Task to carry out -
Write out every entry precisely as given, leaving the pictures out.

——

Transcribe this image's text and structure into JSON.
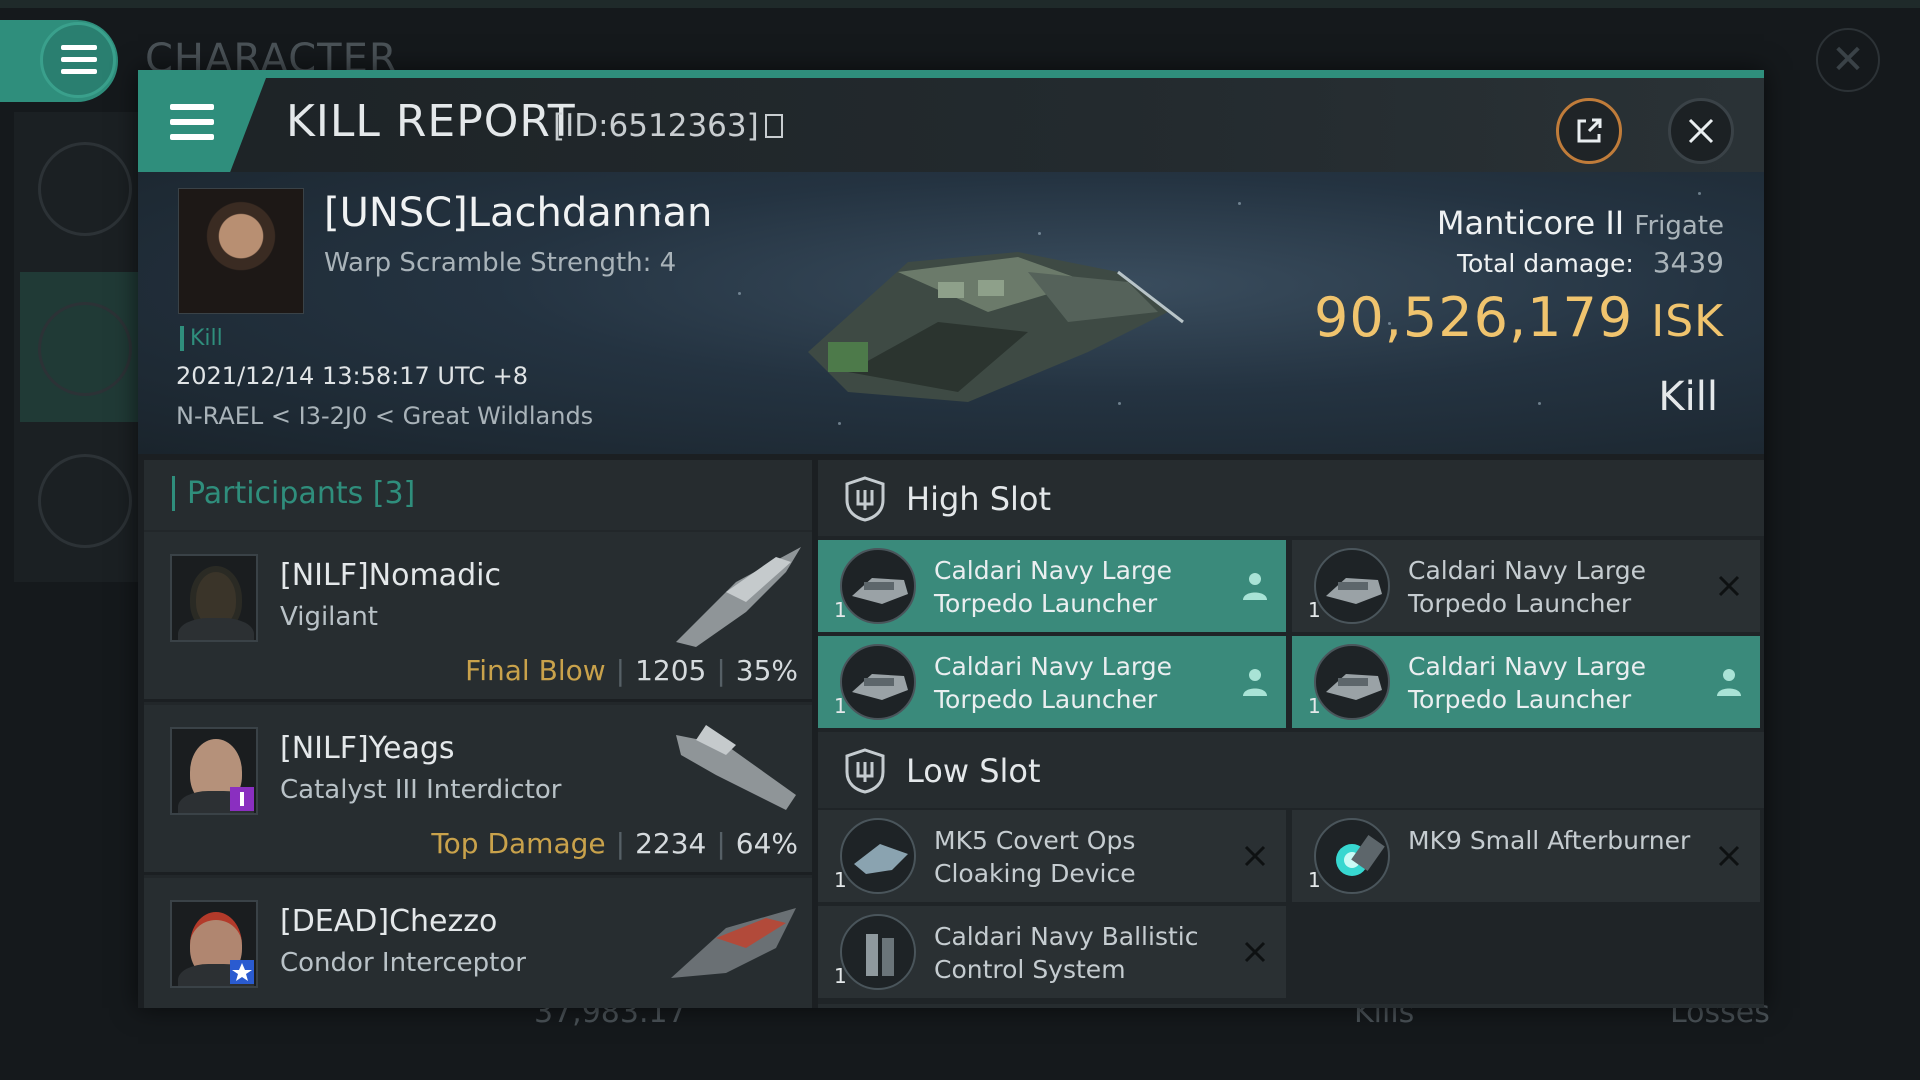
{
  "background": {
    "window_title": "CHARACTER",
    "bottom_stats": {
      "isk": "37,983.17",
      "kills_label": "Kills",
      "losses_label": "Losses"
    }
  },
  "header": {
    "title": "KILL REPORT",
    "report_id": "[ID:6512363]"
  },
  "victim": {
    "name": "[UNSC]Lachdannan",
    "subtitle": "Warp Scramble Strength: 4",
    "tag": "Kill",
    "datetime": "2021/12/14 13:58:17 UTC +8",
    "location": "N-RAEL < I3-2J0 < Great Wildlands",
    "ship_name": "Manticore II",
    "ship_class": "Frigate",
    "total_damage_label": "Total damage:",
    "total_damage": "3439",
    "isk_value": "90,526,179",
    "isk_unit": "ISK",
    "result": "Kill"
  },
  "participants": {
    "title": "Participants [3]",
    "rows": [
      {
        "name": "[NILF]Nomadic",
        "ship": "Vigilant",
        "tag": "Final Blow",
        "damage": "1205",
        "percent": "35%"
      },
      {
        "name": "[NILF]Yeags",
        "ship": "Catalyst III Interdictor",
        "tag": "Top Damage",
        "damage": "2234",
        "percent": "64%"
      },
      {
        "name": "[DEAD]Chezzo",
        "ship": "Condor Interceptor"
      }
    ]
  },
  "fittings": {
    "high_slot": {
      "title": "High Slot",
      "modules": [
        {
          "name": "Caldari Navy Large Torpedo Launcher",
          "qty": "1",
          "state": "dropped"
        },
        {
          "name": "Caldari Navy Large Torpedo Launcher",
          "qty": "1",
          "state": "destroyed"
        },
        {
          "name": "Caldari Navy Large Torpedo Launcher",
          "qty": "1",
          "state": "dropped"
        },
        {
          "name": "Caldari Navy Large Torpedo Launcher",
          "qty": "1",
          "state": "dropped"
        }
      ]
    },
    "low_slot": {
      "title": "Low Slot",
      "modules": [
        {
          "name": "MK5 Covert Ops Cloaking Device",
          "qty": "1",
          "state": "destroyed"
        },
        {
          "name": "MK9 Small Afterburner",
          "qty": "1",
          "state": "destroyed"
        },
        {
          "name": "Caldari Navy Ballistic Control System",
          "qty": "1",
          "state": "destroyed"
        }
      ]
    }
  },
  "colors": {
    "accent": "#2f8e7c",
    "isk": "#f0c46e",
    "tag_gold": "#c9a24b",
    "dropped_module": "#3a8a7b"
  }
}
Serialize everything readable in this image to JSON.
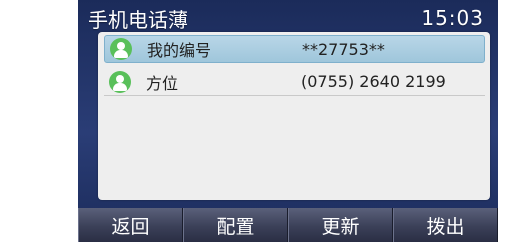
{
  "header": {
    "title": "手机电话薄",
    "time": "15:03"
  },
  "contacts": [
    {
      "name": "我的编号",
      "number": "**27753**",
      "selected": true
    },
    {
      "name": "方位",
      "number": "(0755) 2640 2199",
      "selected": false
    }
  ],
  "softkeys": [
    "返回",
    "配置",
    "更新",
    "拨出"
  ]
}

——

Response for this exercise -
Transcribe this image's text and structure into JSON.
{
  "background": {
    "window_title": "CHARACTER",
    "bottom_stats": {
      "isk": "37,983.17",
      "kills_label": "Kills",
      "losses_label": "Losses"
    }
  },
  "header": {
    "title": "KILL REPORT",
    "report_id": "[ID:6512363]"
  },
  "victim": {
    "name": "[UNSC]Lachdannan",
    "subtitle": "Warp Scramble Strength: 4",
    "tag": "Kill",
    "datetime": "2021/12/14 13:58:17 UTC +8",
    "location": "N-RAEL < I3-2J0 < Great Wildlands",
    "ship_name": "Manticore II",
    "ship_class": "Frigate",
    "total_damage_label": "Total damage:",
    "total_damage": "3439",
    "isk_value": "90,526,179",
    "isk_unit": "ISK",
    "result": "Kill"
  },
  "participants": {
    "title": "Participants [3]",
    "rows": [
      {
        "name": "[NILF]Nomadic",
        "ship": "Vigilant",
        "tag": "Final Blow",
        "damage": "1205",
        "percent": "35%"
      },
      {
        "name": "[NILF]Yeags",
        "ship": "Catalyst III Interdictor",
        "tag": "Top Damage",
        "damage": "2234",
        "percent": "64%"
      },
      {
        "name": "[DEAD]Chezzo",
        "ship": "Condor Interceptor"
      }
    ]
  },
  "fittings": {
    "high_slot": {
      "title": "High Slot",
      "modules": [
        {
          "name": "Caldari Navy Large Torpedo Launcher",
          "qty": "1",
          "state": "dropped"
        },
        {
          "name": "Caldari Navy Large Torpedo Launcher",
          "qty": "1",
          "state": "destroyed"
        },
        {
          "name": "Caldari Navy Large Torpedo Launcher",
          "qty": "1",
          "state": "dropped"
        },
        {
          "name": "Caldari Navy Large Torpedo Launcher",
          "qty": "1",
          "state": "dropped"
        }
      ]
    },
    "low_slot": {
      "title": "Low Slot",
      "modules": [
        {
          "name": "MK5 Covert Ops Cloaking Device",
          "qty": "1",
          "state": "destroyed"
        },
        {
          "name": "MK9 Small Afterburner",
          "qty": "1",
          "state": "destroyed"
        },
        {
          "name": "Caldari Navy Ballistic Control System",
          "qty": "1",
          "state": "destroyed"
        }
      ]
    }
  },
  "colors": {
    "accent": "#2f8e7c",
    "isk": "#f0c46e",
    "tag_gold": "#c9a24b",
    "dropped_module": "#3a8a7b"
  }
}
Serialize everything readable in this image to JSON.
{
  "header": {
    "title": "手机电话薄",
    "time": "15:03"
  },
  "contacts": [
    {
      "name": "我的编号",
      "number": "**27753**",
      "selected": true
    },
    {
      "name": "方位",
      "number": "(0755) 2640 2199",
      "selected": false
    }
  ],
  "softkeys": [
    "返回",
    "配置",
    "更新",
    "拨出"
  ]
}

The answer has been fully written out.